Records from a data collection:

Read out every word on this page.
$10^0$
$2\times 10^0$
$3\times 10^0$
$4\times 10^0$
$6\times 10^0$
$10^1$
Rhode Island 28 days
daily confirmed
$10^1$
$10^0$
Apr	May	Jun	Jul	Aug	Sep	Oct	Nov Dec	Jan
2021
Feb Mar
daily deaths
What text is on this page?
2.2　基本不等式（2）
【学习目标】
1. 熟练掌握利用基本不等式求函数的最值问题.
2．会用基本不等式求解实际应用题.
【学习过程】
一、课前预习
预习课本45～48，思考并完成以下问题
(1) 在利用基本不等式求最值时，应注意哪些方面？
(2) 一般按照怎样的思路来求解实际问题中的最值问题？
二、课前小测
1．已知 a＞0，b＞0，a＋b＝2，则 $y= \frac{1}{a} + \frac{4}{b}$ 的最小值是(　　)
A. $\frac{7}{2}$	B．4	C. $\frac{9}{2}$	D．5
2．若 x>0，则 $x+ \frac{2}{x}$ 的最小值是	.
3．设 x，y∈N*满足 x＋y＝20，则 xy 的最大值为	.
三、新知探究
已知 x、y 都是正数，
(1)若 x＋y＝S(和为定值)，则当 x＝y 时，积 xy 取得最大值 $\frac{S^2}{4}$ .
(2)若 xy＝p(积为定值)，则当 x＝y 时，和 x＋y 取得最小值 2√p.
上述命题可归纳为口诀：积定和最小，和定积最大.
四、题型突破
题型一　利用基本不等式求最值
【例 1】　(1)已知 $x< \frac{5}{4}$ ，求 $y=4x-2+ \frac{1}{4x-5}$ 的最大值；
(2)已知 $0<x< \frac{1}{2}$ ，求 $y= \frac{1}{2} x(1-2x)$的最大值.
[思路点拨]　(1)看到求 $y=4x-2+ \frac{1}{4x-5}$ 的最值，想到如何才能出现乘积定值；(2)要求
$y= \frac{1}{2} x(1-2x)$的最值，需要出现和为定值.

WHAT IS BEING ASKED = Everything from the line containing "What text is on this page?" to the end of the records must be written out exactly; include both of those lines and no others.

WRITTEN RESPONSE =
What text is on this page?
2.2　基本不等式（2）
【学习目标】
1. 熟练掌握利用基本不等式求函数的最值问题.
2．会用基本不等式求解实际应用题.
【学习过程】
一、课前预习
预习课本45～48，思考并完成以下问题
(1) 在利用基本不等式求最值时，应注意哪些方面？
(2) 一般按照怎样的思路来求解实际问题中的最值问题？
二、课前小测
1．已知 a＞0，b＞0，a＋b＝2，则 $y= \frac{1}{a} + \frac{4}{b}$ 的最小值是(　　)
A. $\frac{7}{2}$	B．4	C. $\frac{9}{2}$	D．5
2．若 x>0，则 $x+ \frac{2}{x}$ 的最小值是	.
3．设 x，y∈N*满足 x＋y＝20，则 xy 的最大值为	.
三、新知探究
已知 x、y 都是正数，
(1)若 x＋y＝S(和为定值)，则当 x＝y 时，积 xy 取得最大值 $\frac{S^2}{4}$ .
(2)若 xy＝p(积为定值)，则当 x＝y 时，和 x＋y 取得最小值 2√p.
上述命题可归纳为口诀：积定和最小，和定积最大.
四、题型突破
题型一　利用基本不等式求最值
【例 1】　(1)已知 $x< \frac{5}{4}$ ，求 $y=4x-2+ \frac{1}{4x-5}$ 的最大值；
(2)已知 $0<x< \frac{1}{2}$ ，求 $y= \frac{1}{2} x(1-2x)$的最大值.
[思路点拨]　(1)看到求 $y=4x-2+ \frac{1}{4x-5}$ 的最值，想到如何才能出现乘积定值；(2)要求
$y= \frac{1}{2} x(1-2x)$的最值，需要出现和为定值.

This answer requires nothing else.